GIVEN INSTRUCTION
Rewrite the data starting at the line that contains "Patent image size: (1084, 437)." and ending at the line that contains "The reference probe 28 is at (927, 200).", with "crocodile clip" changed to "alligator clip" and everything else left as it is.

EXCERPTED RECORDS
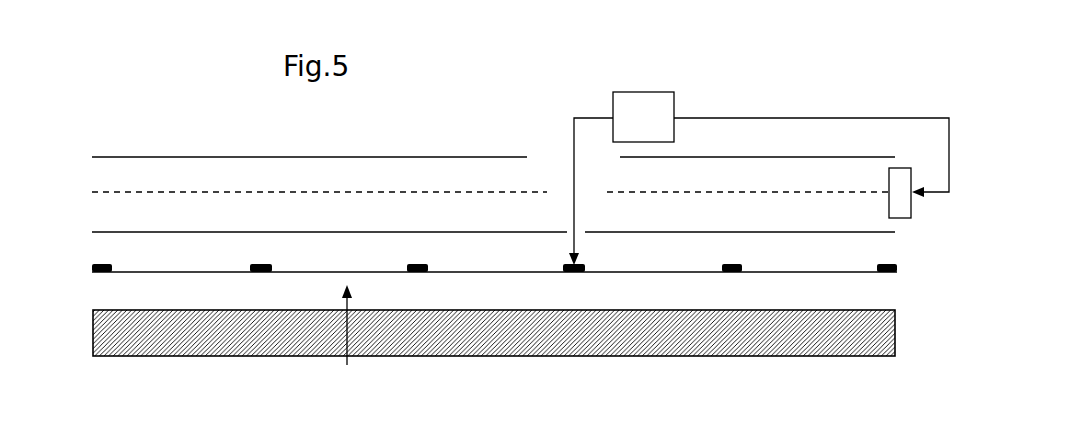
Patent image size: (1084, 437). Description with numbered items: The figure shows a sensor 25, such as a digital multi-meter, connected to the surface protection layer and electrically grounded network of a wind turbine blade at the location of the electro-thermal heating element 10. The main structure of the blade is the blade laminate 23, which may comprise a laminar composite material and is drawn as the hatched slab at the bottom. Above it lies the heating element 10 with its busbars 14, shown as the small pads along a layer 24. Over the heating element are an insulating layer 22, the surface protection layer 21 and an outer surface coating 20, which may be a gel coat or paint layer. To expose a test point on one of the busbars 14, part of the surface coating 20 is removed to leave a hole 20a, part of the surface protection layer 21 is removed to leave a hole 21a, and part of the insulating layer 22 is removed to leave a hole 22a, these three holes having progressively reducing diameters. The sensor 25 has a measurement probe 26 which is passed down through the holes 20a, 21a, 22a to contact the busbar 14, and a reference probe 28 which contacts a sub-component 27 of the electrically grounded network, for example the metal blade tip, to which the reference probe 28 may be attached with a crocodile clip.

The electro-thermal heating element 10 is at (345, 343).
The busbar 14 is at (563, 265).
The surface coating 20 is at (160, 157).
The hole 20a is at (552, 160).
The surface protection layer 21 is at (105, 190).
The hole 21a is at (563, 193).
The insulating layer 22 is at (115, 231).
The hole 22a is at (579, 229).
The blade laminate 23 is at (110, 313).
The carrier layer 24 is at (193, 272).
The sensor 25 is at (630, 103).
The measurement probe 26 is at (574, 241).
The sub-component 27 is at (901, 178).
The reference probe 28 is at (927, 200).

...

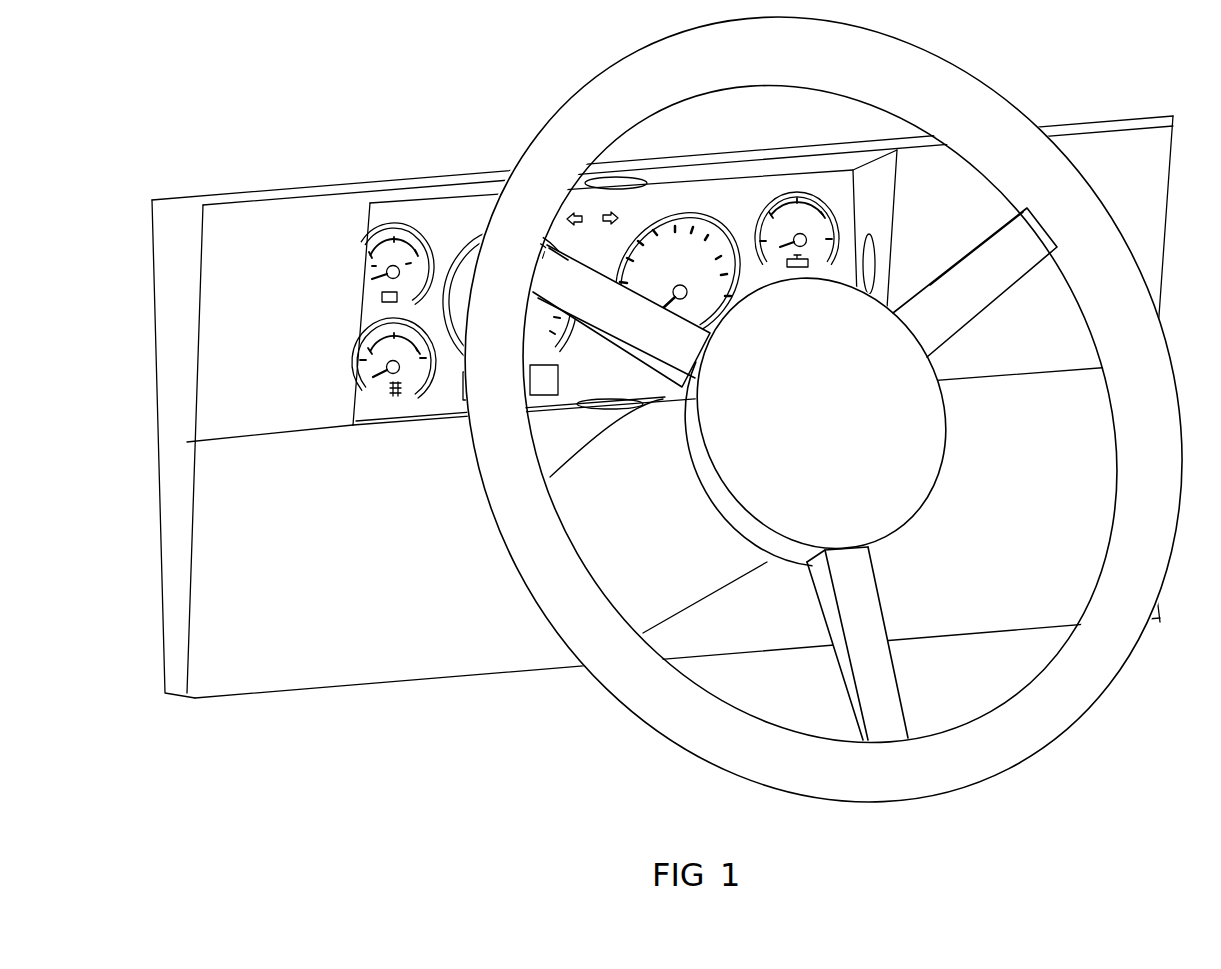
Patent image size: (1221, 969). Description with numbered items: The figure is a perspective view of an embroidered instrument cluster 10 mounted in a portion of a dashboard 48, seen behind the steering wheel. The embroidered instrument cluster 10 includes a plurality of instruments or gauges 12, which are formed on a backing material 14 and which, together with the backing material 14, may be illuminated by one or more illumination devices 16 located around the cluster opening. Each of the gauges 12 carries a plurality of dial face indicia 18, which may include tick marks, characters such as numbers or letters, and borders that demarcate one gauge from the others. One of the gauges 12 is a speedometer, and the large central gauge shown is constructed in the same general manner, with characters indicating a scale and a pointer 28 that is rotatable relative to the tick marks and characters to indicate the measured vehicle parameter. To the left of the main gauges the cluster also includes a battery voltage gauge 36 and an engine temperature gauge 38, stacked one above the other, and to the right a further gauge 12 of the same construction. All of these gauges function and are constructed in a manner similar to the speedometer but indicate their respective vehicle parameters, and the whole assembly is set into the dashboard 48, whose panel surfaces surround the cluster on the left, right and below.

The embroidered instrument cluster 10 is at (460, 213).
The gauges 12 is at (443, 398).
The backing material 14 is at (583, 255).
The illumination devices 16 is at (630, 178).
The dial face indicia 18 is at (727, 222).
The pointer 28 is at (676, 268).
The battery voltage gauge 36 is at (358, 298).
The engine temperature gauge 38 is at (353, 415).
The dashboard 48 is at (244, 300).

==

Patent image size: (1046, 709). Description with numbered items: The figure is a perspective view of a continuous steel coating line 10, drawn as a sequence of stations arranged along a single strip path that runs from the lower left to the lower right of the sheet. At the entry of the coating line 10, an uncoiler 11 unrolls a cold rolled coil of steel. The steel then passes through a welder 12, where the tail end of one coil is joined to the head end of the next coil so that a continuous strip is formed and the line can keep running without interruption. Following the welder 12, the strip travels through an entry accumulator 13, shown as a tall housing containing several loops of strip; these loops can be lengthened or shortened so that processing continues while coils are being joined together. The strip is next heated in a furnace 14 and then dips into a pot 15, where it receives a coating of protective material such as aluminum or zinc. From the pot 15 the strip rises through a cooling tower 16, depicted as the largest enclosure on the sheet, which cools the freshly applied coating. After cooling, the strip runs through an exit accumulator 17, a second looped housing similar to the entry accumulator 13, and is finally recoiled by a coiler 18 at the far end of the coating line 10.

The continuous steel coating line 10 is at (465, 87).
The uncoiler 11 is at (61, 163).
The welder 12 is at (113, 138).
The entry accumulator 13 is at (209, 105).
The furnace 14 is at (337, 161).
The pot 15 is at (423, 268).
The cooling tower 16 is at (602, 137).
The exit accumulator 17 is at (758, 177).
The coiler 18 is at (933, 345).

TASK SOLUTION
Patent image size: (1084, 437). Description with numbered items: The figure shows a sensor 25, such as a digital multi-meter, connected to the surface protection layer and electrically grounded network of a wind turbine blade at the location of the electro-thermal heating element 10. The main structure of the blade is the blade laminate 23, which may comprise a laminar composite material and is drawn as the hatched slab at the bottom. Above it lies the heating element 10 with its busbars 14, shown as the small pads along a layer 24. Over the heating element are an insulating layer 22, the surface protection layer 21 and an outer surface coating 20, which may be a gel coat or paint layer. To expose a test point on one of the busbars 14, part of the surface coating 20 is removed to leave a hole 20a, part of the surface protection layer 21 is removed to leave a hole 21a, and part of the insulating layer 22 is removed to leave a hole 22a, these three holes having progressively reducing diameters. The sensor 25 has a measurement probe 26 which is passed down through the holes 20a, 21a, 22a to contact the busbar 14, and a reference probe 28 which contacts a sub-component 27 of the electrically grounded network, for example the metal blade tip, to which the reference probe 28 may be attached with a alligator clip.

The electro-thermal heating element 10 is at (345, 343).
The busbar 14 is at (563, 265).
The surface coating 20 is at (160, 157).
The hole 20a is at (552, 160).
The surface protection layer 21 is at (105, 190).
The hole 21a is at (563, 193).
The insulating layer 22 is at (115, 231).
The hole 22a is at (579, 229).
The blade laminate 23 is at (110, 313).
The carrier layer 24 is at (193, 272).
The sensor 25 is at (630, 103).
The measurement probe 26 is at (574, 241).
The sub-component 27 is at (901, 178).
The reference probe 28 is at (927, 200).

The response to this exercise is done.